SOURCE TEXT:
------

The film played to packed houses at the 2018 Melbourne International Film Festival. More footage and a director's cut editions and previously unreleased materials from Ben Strunin featuring the brilliance of Larry's music is planned for 2025. Some of the new footage will also feature the amazing advocacy work by Queen Zelda and the sheer brilliance and artistic mastery of the masterpiece paintings by the late Jennifer Gurruwiwi.

=== In Between Songs ===
Joshua Bell, Emmy award nominee and anthropologist interested in aboriginal artworks and music, directed a documentary about Gurruwiwi called “In Between Songs.” He helps share and expose problems that Australian aboriginal artists face in maintaining their lifestyle within the contemporary world. During a personal interview with Gurruwiwi, he shared that he remembers Japanese bombings on his homeland during World War II. Because neither he nor his family have ever been exposed to a plane, let alone experienced this before, let alone an explosion, they cheered. They had naturally felt a sense of celebration over a sense of fear. This is yet another depiction of the Yolngu’s lack of exposure to modern warfare and the drawbacks of a purported modern world as a whole.

===Morning Star===
The maker of Westwind: Djalu's Legacy", Ben Strunin, was invited by Djalu and Larry Gurruwiwi to make a sequel to Westwind", which is as of January 2020 in the process of crowdfunding the film. It follows the brothers' band, and Larry and the band "Malawurr", on tour through England, the Czech Republic, Wales, and France in 2019. The film will also include Larry's participation in groundbreaking medical research, "to quantify the effects of the traditional vibrational sound healing" that he was taught by "Djalu".

===Other films and videos===
Gurruwiwi has also been featured in other films:
- 2000 Yidaki. Directed by Michael Butler, narrated by Jack Thompson, produced by Michelle White for Discovery Channel
- 2014 In Between Songs. Written, directed, produced, and co-edited by Joshua Bell and narrated by James Cromwell. In 2006, Bell spent six months in Nhulunbuy with Gurruwiwi, his wife, his sister, and various family members who came and went; they also traveled to the remote island of Rrakala, where Gurruwiwi and his family lived for long stretches when he was a child.

He is also featured in numerous YouTube videos, which attract tens of thousands of views.

== Recognition, influence, and legacy==
===Awards===
Guruwiwi won the 2015 National Indigenous Music Award in the Traditional Song of the Year category, with East Journey, for "Mokuy & Bonba".

------

Items excerpted from a collection
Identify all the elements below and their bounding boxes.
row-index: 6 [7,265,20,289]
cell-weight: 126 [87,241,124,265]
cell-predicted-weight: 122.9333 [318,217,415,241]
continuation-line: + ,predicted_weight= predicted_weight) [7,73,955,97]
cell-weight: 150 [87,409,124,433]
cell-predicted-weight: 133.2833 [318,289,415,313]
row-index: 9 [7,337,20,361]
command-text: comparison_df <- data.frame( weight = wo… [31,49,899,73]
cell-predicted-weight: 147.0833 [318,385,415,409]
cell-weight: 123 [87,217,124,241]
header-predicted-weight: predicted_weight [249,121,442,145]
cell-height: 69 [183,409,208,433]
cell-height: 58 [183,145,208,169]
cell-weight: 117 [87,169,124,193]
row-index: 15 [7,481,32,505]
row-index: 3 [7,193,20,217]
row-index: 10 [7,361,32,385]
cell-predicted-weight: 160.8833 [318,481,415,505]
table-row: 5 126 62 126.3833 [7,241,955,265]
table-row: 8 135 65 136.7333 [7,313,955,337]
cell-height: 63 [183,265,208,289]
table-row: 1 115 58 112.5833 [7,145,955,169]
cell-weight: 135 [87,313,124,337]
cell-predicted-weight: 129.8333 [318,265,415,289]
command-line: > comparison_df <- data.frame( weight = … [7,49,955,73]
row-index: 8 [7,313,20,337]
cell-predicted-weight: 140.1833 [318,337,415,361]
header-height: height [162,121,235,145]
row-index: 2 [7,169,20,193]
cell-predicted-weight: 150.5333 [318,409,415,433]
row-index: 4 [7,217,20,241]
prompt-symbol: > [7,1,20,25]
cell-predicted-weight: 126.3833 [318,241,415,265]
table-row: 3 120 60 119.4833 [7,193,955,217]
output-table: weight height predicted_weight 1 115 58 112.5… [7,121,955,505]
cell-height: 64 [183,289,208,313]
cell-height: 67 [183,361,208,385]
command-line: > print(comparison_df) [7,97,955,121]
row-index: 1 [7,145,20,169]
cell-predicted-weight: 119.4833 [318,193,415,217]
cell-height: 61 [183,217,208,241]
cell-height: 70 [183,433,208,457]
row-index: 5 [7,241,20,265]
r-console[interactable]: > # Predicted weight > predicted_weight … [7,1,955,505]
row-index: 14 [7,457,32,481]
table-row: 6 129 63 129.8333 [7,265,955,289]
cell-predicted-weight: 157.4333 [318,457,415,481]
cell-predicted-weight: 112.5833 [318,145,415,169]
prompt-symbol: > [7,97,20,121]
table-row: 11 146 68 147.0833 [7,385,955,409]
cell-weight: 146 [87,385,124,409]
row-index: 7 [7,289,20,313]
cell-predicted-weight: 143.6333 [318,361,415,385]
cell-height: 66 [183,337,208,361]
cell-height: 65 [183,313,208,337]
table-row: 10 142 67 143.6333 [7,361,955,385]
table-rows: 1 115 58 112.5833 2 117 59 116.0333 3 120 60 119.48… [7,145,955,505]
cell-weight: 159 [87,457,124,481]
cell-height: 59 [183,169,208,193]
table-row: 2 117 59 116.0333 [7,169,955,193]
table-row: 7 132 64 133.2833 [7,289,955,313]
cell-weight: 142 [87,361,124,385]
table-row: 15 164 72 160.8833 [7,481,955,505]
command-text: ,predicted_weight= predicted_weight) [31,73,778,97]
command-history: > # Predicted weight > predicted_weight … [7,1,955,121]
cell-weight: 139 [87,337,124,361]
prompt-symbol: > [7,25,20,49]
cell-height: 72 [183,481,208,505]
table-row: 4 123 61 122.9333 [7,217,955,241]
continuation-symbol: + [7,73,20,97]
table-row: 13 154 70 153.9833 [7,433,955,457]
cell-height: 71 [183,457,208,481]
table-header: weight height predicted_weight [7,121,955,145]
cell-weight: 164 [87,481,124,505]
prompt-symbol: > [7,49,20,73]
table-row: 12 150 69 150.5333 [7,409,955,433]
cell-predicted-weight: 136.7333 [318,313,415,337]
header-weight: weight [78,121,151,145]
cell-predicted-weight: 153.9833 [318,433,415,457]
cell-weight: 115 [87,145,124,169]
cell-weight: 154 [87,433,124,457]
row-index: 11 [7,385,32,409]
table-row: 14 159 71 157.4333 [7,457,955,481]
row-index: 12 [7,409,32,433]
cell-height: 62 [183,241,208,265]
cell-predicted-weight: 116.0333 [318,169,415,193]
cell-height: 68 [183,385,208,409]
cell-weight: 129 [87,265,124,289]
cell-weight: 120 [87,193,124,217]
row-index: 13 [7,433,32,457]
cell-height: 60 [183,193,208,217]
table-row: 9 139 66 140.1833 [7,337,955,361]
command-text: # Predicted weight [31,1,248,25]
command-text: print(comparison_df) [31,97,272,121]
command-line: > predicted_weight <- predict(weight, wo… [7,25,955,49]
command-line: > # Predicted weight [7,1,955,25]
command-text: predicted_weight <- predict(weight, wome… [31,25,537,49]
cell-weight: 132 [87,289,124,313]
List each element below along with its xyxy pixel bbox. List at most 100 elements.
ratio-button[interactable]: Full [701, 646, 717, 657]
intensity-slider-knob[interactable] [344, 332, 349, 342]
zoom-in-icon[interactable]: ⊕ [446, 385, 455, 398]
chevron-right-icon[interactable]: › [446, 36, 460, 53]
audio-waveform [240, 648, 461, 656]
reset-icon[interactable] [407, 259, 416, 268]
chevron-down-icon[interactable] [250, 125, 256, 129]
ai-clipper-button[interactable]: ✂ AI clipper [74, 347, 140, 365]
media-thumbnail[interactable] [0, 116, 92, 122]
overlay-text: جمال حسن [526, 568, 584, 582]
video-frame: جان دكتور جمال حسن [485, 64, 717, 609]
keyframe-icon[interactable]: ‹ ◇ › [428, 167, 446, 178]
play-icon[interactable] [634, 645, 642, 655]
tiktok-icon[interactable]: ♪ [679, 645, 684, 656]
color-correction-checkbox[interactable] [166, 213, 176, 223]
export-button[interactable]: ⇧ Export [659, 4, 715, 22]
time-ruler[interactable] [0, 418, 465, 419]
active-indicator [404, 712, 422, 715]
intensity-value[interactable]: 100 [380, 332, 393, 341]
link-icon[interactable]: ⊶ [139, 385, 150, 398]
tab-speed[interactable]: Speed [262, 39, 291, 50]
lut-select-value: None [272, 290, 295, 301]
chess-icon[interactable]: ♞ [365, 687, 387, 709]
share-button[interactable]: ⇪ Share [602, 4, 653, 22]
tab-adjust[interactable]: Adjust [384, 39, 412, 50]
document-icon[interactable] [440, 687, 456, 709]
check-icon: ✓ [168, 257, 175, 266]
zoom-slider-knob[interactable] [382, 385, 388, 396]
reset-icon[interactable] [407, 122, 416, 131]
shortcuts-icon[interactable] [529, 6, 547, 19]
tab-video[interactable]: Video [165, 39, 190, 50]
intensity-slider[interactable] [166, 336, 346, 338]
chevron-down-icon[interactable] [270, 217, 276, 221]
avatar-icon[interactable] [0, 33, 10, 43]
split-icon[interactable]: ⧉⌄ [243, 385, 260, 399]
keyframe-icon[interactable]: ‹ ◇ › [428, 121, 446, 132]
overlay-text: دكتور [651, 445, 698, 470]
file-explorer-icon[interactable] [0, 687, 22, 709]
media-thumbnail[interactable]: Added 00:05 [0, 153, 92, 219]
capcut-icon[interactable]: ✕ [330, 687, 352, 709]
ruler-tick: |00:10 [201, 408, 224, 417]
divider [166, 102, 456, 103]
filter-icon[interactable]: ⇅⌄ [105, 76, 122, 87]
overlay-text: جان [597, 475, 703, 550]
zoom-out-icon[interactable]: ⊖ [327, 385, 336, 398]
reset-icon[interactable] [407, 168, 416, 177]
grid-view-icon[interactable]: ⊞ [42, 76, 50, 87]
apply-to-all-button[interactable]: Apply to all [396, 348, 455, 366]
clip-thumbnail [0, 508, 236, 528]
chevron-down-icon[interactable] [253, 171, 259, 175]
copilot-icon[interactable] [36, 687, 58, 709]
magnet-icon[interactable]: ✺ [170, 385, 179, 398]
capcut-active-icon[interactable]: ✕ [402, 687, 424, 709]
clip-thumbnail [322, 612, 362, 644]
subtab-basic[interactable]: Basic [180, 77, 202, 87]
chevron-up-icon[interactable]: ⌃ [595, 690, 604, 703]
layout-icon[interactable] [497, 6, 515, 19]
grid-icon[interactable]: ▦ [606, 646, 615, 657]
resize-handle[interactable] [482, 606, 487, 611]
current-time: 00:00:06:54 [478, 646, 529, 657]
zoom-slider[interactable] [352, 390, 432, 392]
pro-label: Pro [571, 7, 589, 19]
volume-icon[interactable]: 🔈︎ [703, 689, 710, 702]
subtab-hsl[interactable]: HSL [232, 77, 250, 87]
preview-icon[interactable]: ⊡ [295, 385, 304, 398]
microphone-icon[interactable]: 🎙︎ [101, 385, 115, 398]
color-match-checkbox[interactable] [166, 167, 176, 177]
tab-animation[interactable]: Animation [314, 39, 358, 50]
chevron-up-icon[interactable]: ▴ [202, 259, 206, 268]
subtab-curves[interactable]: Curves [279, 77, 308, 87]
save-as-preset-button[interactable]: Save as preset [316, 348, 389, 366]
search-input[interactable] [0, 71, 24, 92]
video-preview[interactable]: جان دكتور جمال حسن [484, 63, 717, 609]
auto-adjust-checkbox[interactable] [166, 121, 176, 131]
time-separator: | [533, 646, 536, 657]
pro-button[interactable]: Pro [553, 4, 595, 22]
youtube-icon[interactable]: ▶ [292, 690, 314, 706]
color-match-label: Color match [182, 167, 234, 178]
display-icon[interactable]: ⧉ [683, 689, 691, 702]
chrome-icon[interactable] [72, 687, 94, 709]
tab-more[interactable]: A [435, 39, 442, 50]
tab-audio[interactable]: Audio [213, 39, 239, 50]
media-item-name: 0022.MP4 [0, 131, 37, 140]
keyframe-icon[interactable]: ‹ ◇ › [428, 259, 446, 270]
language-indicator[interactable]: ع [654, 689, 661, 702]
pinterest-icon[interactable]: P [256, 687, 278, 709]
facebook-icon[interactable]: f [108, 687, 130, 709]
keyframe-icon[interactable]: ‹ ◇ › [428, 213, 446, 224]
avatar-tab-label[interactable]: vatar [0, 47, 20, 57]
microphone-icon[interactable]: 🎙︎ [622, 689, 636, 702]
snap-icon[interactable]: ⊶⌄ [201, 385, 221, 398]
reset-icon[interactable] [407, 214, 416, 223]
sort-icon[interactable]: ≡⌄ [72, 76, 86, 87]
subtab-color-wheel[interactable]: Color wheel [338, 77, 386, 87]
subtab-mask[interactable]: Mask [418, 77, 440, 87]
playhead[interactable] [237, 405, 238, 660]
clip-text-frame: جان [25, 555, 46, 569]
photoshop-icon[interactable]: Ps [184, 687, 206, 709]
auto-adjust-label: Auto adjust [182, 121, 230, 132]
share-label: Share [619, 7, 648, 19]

------

EXERCISE: From the text about Gurruwiwi, write out the passage that begins at the words "The film played" and stops after "late Jennifer Gurruwiwi.", with no changes to its wording.

THE ANSWER:
The film played to packed houses at the 2018 Melbourne International Film Festival. More footage and a director's cut editions and previously unreleased materials from Ben Strunin featuring the brilliance of Larry's music is planned for 2025. Some of the new footage will also feature the amazing advocacy work by Queen Zelda and the sheer brilliance and artistic mastery of the masterpiece paintings by the late Jennifer Gurruwiwi.